● PROMPT
Provide nothing but the number of lines containing the string "ylabel".
--- Start DATA LISTING ---
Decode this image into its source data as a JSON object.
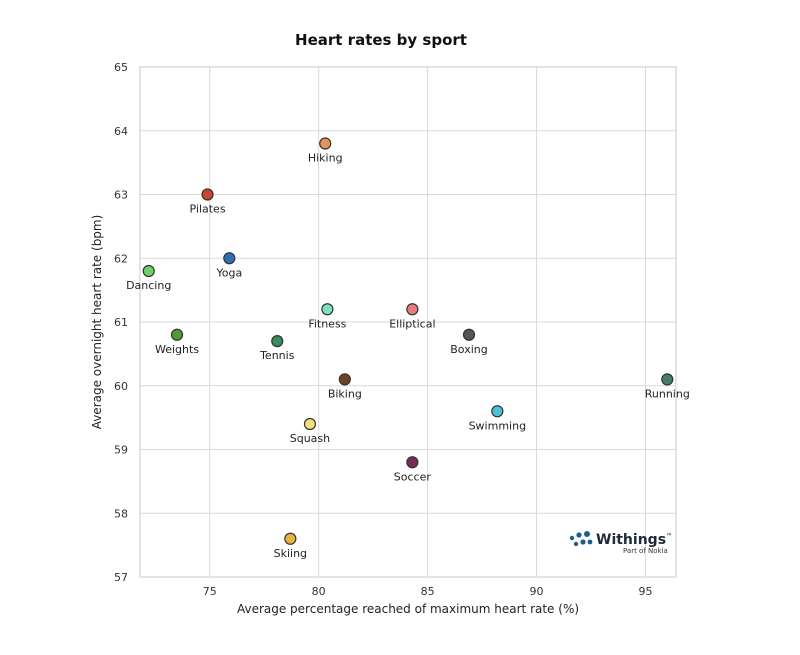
{
  "chart_data": {
    "type": "scatter",
    "title": "Heart rates by sport",
    "xlabel": "Average percentage reached of maximum heart rate (%)",
    "ylabel": "Average overnight heart rate (bpm)",
    "xlim": [
      71.8,
      96.4
    ],
    "ylim": [
      57,
      65
    ],
    "xticks": [
      75,
      80,
      85,
      90,
      95
    ],
    "yticks": [
      57,
      58,
      59,
      60,
      61,
      62,
      63,
      64,
      65
    ],
    "grid": true,
    "points": [
      {
        "label": "Hiking",
        "x": 80.3,
        "y": 63.8,
        "color": "#e8955a"
      },
      {
        "label": "Pilates",
        "x": 74.9,
        "y": 63.0,
        "color": "#c8462c"
      },
      {
        "label": "Yoga",
        "x": 75.9,
        "y": 62.0,
        "color": "#2e6fb0"
      },
      {
        "label": "Dancing",
        "x": 72.2,
        "y": 61.8,
        "color": "#6fcf6a"
      },
      {
        "label": "Fitness",
        "x": 80.4,
        "y": 61.2,
        "color": "#7fe0c0"
      },
      {
        "label": "Elliptical",
        "x": 84.3,
        "y": 61.2,
        "color": "#e87a7a"
      },
      {
        "label": "Weights",
        "x": 73.5,
        "y": 60.8,
        "color": "#4f9a3a"
      },
      {
        "label": "Boxing",
        "x": 86.9,
        "y": 60.8,
        "color": "#555555"
      },
      {
        "label": "Tennis",
        "x": 78.1,
        "y": 60.7,
        "color": "#3a8a5a"
      },
      {
        "label": "Biking",
        "x": 81.2,
        "y": 60.1,
        "color": "#6a4424"
      },
      {
        "label": "Running",
        "x": 96.0,
        "y": 60.1,
        "color": "#4a7a6a"
      },
      {
        "label": "Swimming",
        "x": 88.2,
        "y": 59.6,
        "color": "#4ec0d8"
      },
      {
        "label": "Squash",
        "x": 79.6,
        "y": 59.4,
        "color": "#f2e07a"
      },
      {
        "label": "Soccer",
        "x": 84.3,
        "y": 58.8,
        "color": "#7a2a5a"
      },
      {
        "label": "Skiing",
        "x": 78.7,
        "y": 57.6,
        "color": "#e8b440"
      }
    ]
  },
  "branding": {
    "name": "Withings",
    "tm": "™",
    "sub": "Part of Nokia",
    "color": "#1d5f8a"
  }
}
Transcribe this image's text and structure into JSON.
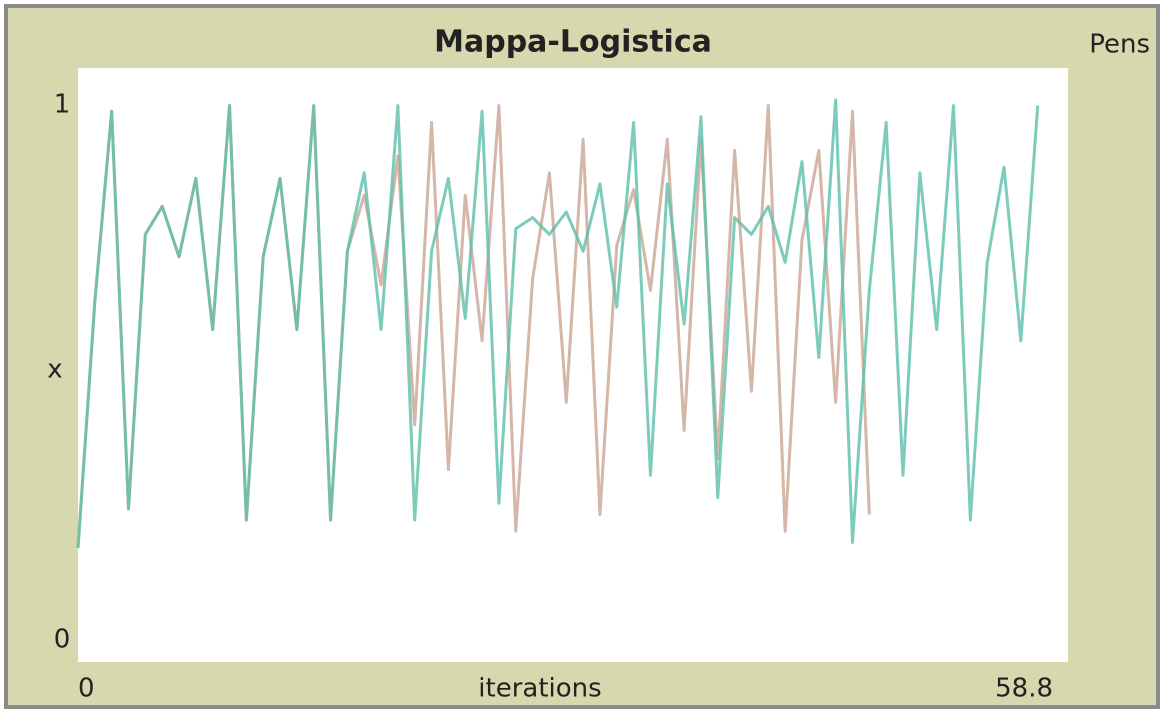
{
  "chart_data": {
    "type": "line",
    "title": "Mappa-Logistica",
    "legend_title": "Pens",
    "x_label": "iterations",
    "y_label": "x",
    "xlim": [
      0,
      58.8
    ],
    "xticks": [
      0,
      58.8
    ],
    "ylim": [
      0,
      1
    ],
    "yticks": [
      0,
      1
    ],
    "series": [
      {
        "color": "#c9a594",
        "x": [
          0,
          1,
          2,
          3,
          4,
          5,
          6,
          7,
          8,
          9,
          10,
          11,
          12,
          13,
          14,
          15,
          16,
          17,
          18,
          19,
          20,
          21,
          22,
          23,
          24,
          25,
          26,
          27,
          28,
          29,
          30,
          31,
          32,
          33,
          34,
          35,
          36,
          37,
          38,
          39,
          40,
          41,
          42,
          43,
          44,
          45,
          46,
          47
        ],
        "values": [
          0.2,
          0.64,
          0.98,
          0.27,
          0.76,
          0.81,
          0.72,
          0.86,
          0.59,
          0.99,
          0.25,
          0.72,
          0.86,
          0.59,
          0.99,
          0.25,
          0.73,
          0.83,
          0.67,
          0.9,
          0.42,
          0.96,
          0.34,
          0.83,
          0.57,
          0.99,
          0.23,
          0.68,
          0.87,
          0.46,
          0.93,
          0.26,
          0.74,
          0.84,
          0.66,
          0.93,
          0.41,
          0.93,
          0.36,
          0.91,
          0.48,
          0.99,
          0.23,
          0.75,
          0.91,
          0.46,
          0.98,
          0.26
        ]
      },
      {
        "color": "#5cbfaa",
        "x": [
          0,
          1,
          2,
          3,
          4,
          5,
          6,
          7,
          8,
          9,
          10,
          11,
          12,
          13,
          14,
          15,
          16,
          17,
          18,
          19,
          20,
          21,
          22,
          23,
          24,
          25,
          26,
          27,
          28,
          29,
          30,
          31,
          32,
          33,
          34,
          35,
          36,
          37,
          38,
          39,
          40,
          41,
          42,
          43,
          44,
          45,
          46,
          47,
          48,
          49,
          50,
          51,
          52,
          53,
          54,
          55,
          56,
          57
        ],
        "values": [
          0.2,
          0.64,
          0.98,
          0.27,
          0.76,
          0.81,
          0.72,
          0.86,
          0.59,
          0.99,
          0.25,
          0.72,
          0.86,
          0.59,
          0.99,
          0.25,
          0.73,
          0.87,
          0.59,
          0.99,
          0.25,
          0.73,
          0.86,
          0.61,
          0.98,
          0.28,
          0.77,
          0.79,
          0.76,
          0.8,
          0.73,
          0.85,
          0.63,
          0.96,
          0.33,
          0.85,
          0.6,
          0.97,
          0.29,
          0.79,
          0.76,
          0.81,
          0.71,
          0.89,
          0.54,
          1.0,
          0.21,
          0.66,
          0.96,
          0.33,
          0.87,
          0.59,
          0.99,
          0.25,
          0.71,
          0.88,
          0.57,
          0.99
        ]
      }
    ]
  }
}
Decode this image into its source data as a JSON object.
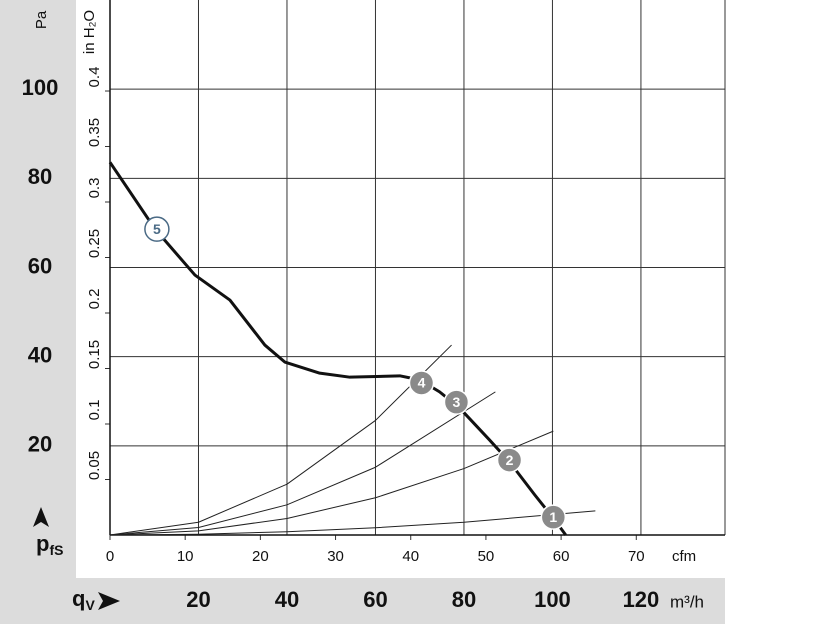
{
  "chart_data": {
    "type": "line",
    "xlim": [
      0,
      139
    ],
    "ylim": [
      0,
      120
    ],
    "xticks": [
      20,
      40,
      60,
      80,
      100,
      120
    ],
    "yticks": [
      20,
      40,
      60,
      80,
      100
    ],
    "x2lim": [
      0,
      81.8
    ],
    "x2ticks": [
      0,
      10,
      20,
      30,
      40,
      50,
      60,
      70
    ],
    "y2lim": [
      0,
      0.482
    ],
    "y2ticks": [
      0.05,
      0.1,
      0.15,
      0.2,
      0.25,
      0.3,
      0.35,
      0.4
    ],
    "ylabel": "Pa",
    "y2label": "in H₂O",
    "x2label": "cfm",
    "xlabel": "m³/h",
    "ysymbol": "p",
    "ysymbol_sub": "fS",
    "xsymbol": "q",
    "xsymbol_sub": "V",
    "grid": true,
    "series": [
      {
        "color": "#111111",
        "line_width": 3,
        "x": [
          0,
          10.2,
          19.2,
          27.1,
          35,
          39.5,
          47.4,
          54.2,
          65.5,
          70,
          74.5,
          79,
          85.8,
          90.3,
          96,
          100.5,
          103
        ],
        "values": [
          83.6,
          68.6,
          58.3,
          52.7,
          42.6,
          38.8,
          36.3,
          35.4,
          35.7,
          34.8,
          32.1,
          28.5,
          21.3,
          16.4,
          9,
          3.4,
          0
        ]
      },
      {
        "color": "#222222",
        "line_width": 1,
        "x": [
          0,
          20,
          40,
          60,
          77.2
        ],
        "values": [
          0,
          2.86,
          11.4,
          25.7,
          42.6
        ]
      },
      {
        "color": "#222222",
        "line_width": 1,
        "x": [
          0,
          20,
          40,
          60,
          87.1
        ],
        "values": [
          0,
          1.69,
          6.77,
          15.2,
          32.1
        ]
      },
      {
        "color": "#222222",
        "line_width": 1,
        "x": [
          0,
          20,
          40,
          60,
          80,
          100.2
        ],
        "values": [
          0,
          0.93,
          3.71,
          8.35,
          14.9,
          23.3
        ]
      },
      {
        "color": "#222222",
        "line_width": 1,
        "x": [
          0,
          20,
          40,
          60,
          80,
          109.7
        ],
        "values": [
          0,
          0.18,
          0.72,
          1.62,
          2.87,
          5.4
        ]
      }
    ],
    "markers": [
      {
        "label": "1",
        "x": 100.2,
        "y": 4.0,
        "fill": "#8a8a8a",
        "stroke": "#ffffff",
        "text_color": "#ffffff"
      },
      {
        "label": "2",
        "x": 90.3,
        "y": 16.8,
        "fill": "#8a8a8a",
        "stroke": "#ffffff",
        "text_color": "#ffffff"
      },
      {
        "label": "3",
        "x": 78.3,
        "y": 29.8,
        "fill": "#8a8a8a",
        "stroke": "#ffffff",
        "text_color": "#ffffff"
      },
      {
        "label": "4",
        "x": 70.4,
        "y": 34.1,
        "fill": "#8a8a8a",
        "stroke": "#ffffff",
        "text_color": "#ffffff"
      },
      {
        "label": "5",
        "x": 10.6,
        "y": 68.6,
        "fill": "#ffffff",
        "stroke": "#4a6a85",
        "text_color": "#4a6a85"
      }
    ]
  }
}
--- End DATA LISTING ---
● EXERCISE ANSWER
2